[GIVEN ENTRIES]
[START]

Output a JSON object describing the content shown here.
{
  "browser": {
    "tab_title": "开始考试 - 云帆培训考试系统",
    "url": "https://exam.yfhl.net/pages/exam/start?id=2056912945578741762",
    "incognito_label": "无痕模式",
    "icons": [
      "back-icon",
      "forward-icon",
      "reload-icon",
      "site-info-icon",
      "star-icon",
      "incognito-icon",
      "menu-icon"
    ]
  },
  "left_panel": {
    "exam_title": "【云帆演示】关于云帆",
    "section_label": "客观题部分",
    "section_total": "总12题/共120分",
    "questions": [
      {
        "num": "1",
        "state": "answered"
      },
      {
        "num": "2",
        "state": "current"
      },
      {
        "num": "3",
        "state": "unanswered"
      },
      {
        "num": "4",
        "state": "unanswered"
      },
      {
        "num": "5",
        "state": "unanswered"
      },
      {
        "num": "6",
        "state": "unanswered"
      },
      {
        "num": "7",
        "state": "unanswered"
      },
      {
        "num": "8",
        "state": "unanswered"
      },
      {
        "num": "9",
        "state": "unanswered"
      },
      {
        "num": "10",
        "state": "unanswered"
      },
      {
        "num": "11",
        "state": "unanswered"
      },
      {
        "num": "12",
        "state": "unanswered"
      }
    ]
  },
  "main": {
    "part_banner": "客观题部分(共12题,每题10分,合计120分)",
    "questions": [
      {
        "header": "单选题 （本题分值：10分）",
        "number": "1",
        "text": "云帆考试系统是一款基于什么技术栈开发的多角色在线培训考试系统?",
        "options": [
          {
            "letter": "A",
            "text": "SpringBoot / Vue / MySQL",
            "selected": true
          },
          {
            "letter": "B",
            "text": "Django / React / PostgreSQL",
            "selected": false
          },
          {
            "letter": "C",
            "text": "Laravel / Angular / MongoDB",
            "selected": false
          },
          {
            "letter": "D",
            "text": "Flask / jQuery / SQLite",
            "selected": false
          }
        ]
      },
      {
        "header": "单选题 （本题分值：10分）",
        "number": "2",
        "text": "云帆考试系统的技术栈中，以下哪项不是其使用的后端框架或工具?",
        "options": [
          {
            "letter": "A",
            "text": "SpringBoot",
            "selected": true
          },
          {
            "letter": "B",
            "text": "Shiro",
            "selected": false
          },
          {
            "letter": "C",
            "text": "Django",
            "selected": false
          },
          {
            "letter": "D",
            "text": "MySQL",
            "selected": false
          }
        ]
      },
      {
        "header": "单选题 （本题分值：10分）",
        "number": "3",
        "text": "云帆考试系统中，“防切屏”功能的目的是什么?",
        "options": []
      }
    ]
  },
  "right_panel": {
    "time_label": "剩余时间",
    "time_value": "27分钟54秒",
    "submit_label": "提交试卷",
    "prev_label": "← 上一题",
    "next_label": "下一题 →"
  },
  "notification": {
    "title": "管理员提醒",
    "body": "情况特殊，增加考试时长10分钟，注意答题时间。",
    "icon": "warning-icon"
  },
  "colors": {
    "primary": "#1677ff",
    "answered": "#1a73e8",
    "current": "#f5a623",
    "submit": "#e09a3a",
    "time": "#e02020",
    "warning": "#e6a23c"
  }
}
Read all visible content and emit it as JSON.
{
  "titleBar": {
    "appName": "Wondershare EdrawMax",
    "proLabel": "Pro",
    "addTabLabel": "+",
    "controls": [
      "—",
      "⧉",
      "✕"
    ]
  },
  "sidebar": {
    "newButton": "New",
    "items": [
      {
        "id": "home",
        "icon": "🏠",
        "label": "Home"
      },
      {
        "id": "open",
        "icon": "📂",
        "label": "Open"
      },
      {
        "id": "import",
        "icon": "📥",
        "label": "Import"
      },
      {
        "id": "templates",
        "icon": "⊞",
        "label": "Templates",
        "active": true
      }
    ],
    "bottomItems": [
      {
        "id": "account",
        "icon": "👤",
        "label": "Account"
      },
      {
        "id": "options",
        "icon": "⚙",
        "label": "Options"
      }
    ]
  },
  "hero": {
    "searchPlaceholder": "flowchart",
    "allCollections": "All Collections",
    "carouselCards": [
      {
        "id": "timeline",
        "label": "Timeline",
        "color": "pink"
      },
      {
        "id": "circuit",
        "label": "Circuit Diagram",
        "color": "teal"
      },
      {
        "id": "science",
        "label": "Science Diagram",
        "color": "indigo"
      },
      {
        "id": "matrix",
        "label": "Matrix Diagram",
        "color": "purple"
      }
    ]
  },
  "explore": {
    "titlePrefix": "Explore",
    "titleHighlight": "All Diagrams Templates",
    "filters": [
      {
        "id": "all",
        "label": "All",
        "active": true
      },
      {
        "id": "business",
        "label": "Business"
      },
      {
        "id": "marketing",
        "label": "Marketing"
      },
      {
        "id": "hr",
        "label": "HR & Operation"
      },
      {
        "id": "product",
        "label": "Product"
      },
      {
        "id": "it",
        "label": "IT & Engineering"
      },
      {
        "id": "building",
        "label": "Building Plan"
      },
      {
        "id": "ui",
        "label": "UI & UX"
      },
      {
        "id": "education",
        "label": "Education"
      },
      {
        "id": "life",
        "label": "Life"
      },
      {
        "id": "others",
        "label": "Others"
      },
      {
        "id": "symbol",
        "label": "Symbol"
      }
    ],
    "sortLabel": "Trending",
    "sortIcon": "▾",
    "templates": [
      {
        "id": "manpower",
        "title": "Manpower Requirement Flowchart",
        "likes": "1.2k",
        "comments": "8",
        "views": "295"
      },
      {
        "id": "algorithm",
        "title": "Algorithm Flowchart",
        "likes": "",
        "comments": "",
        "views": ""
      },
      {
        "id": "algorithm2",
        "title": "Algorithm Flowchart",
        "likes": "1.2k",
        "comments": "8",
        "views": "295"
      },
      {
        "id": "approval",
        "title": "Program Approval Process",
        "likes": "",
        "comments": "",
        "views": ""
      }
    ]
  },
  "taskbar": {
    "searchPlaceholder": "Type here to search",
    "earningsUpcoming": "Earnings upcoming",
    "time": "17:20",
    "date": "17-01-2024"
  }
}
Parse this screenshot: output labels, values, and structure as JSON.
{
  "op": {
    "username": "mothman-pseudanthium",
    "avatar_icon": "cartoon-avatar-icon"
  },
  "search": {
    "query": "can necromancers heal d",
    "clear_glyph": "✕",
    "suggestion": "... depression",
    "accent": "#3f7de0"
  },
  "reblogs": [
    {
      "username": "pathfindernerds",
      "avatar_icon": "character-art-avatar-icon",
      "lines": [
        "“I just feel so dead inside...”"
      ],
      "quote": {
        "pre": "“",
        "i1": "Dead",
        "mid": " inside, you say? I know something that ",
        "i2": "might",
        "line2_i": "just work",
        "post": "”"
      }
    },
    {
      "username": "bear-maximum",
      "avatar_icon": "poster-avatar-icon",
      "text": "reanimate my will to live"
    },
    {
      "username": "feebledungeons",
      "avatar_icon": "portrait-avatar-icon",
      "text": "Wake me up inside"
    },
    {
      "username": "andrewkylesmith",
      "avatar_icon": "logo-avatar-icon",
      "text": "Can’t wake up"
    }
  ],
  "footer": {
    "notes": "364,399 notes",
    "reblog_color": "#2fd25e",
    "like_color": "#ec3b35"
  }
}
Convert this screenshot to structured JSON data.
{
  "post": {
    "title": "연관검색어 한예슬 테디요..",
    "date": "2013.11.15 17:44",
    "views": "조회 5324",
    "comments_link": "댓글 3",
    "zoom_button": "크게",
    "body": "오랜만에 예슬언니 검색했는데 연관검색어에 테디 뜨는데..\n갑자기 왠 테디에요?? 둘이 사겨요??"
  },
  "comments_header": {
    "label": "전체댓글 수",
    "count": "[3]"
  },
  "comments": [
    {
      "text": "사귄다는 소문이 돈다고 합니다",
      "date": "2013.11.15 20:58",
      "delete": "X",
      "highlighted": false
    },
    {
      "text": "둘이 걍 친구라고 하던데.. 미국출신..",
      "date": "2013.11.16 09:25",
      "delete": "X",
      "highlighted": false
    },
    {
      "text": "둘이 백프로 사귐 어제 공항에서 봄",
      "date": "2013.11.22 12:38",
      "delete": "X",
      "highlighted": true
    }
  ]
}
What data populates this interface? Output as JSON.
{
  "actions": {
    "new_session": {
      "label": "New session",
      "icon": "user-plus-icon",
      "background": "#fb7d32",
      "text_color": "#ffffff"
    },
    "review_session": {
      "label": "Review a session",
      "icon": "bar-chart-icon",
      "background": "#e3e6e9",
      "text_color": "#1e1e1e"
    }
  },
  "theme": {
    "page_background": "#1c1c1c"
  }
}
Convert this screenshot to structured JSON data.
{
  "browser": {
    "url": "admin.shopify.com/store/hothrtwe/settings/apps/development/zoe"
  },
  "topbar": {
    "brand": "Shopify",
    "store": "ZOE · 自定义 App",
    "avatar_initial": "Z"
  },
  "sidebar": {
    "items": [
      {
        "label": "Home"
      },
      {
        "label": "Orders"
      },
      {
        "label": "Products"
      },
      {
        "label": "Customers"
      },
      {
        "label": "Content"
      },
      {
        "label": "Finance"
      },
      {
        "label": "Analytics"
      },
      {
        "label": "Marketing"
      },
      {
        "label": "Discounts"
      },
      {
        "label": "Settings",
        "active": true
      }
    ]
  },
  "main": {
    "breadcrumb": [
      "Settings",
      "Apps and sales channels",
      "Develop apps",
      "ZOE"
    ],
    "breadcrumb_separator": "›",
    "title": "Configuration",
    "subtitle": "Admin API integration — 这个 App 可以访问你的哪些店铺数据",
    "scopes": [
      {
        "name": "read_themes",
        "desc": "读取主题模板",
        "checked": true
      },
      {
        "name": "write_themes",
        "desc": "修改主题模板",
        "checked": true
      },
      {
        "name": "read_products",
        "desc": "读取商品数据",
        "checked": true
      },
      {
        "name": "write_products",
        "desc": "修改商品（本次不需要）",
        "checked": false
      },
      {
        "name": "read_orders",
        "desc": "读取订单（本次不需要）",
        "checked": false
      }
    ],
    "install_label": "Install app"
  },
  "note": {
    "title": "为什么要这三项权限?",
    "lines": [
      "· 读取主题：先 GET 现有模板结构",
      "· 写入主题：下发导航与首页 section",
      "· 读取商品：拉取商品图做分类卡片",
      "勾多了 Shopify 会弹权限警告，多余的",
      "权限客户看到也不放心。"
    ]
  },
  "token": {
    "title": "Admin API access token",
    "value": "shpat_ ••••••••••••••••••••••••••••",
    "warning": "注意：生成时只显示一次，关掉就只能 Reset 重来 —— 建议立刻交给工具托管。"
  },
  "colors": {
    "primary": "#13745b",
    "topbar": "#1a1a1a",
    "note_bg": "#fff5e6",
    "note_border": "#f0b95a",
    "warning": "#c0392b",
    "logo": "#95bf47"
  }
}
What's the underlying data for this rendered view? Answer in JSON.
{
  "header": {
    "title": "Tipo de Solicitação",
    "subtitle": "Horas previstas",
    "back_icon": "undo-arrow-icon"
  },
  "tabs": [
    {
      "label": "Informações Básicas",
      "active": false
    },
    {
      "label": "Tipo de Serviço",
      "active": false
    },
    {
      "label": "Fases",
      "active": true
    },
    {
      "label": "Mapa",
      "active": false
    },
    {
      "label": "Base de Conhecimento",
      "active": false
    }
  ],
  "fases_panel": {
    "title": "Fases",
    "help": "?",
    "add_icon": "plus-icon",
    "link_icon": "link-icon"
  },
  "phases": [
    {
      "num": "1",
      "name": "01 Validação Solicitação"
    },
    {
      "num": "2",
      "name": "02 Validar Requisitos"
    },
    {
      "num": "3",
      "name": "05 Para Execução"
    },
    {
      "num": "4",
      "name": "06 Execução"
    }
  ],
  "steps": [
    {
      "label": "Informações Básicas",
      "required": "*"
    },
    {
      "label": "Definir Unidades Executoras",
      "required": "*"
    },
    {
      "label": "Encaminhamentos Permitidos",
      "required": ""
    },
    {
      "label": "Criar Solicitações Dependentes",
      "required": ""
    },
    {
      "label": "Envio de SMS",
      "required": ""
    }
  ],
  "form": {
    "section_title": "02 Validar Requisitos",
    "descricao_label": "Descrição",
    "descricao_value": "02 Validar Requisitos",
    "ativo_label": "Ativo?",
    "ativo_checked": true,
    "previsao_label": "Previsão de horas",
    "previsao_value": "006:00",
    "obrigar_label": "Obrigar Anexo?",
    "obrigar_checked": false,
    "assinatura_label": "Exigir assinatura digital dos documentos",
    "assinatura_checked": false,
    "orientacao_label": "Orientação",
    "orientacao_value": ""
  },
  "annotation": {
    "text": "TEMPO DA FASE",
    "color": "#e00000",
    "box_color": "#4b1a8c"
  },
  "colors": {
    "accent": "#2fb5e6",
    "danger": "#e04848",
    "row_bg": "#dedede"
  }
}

[END]

[GIVEN EXERCISE] Look through the material above. Copy each line where the word "Tipo" appears.

[WRITTEN SOLUTION]
    "title": "Tipo de Solicitação",
      "label": "Tipo de Serviço",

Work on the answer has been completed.